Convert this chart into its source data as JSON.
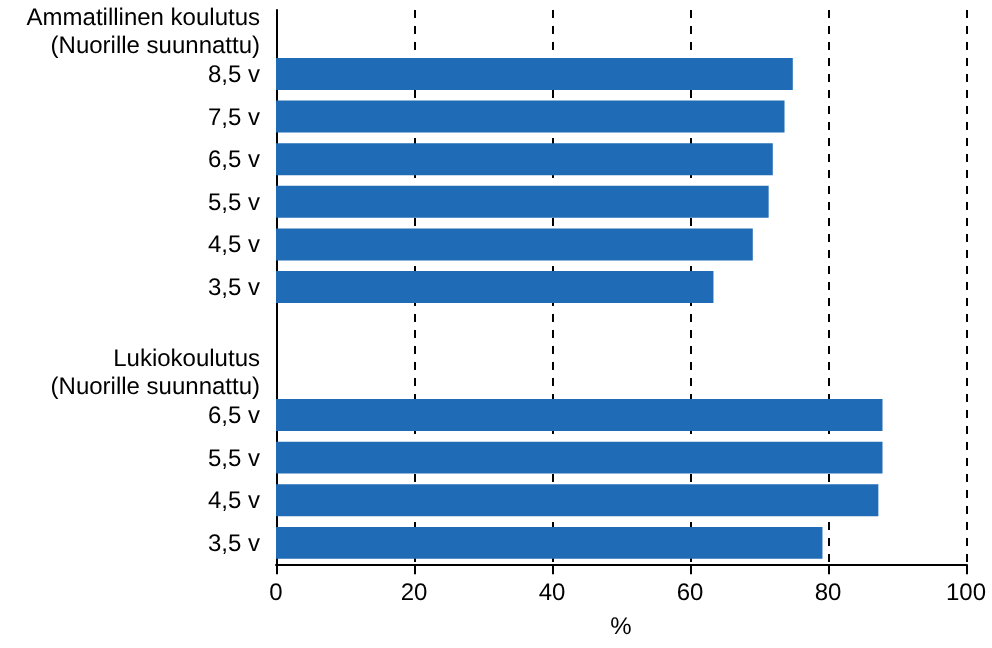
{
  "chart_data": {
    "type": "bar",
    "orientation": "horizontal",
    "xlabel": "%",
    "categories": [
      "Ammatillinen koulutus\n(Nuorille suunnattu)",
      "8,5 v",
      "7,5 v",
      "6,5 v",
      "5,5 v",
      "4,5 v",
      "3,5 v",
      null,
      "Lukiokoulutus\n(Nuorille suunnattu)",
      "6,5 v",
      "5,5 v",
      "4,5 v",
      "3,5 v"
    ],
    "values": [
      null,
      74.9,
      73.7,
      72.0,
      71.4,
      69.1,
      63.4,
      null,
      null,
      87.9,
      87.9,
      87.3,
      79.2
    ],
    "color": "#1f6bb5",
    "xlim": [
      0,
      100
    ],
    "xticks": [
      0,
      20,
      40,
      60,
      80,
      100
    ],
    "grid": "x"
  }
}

────────

What to do »
Print each record exactly as it stands, leaving the images out.

Answer for the task »
Convert this chart into its source data as JSON.
{
  "chart_data": {
    "type": "bar",
    "orientation": "horizontal",
    "xlabel": "%",
    "categories": [
      "Ammatillinen koulutus\n(Nuorille suunnattu)",
      "8,5 v",
      "7,5 v",
      "6,5 v",
      "5,5 v",
      "4,5 v",
      "3,5 v",
      null,
      "Lukiokoulutus\n(Nuorille suunnattu)",
      "6,5 v",
      "5,5 v",
      "4,5 v",
      "3,5 v"
    ],
    "values": [
      null,
      74.9,
      73.7,
      72.0,
      71.4,
      69.1,
      63.4,
      null,
      null,
      87.9,
      87.9,
      87.3,
      79.2
    ],
    "color": "#1f6bb5",
    "xlim": [
      0,
      100
    ],
    "xticks": [
      0,
      20,
      40,
      60,
      80,
      100
    ],
    "grid": "x"
  }
}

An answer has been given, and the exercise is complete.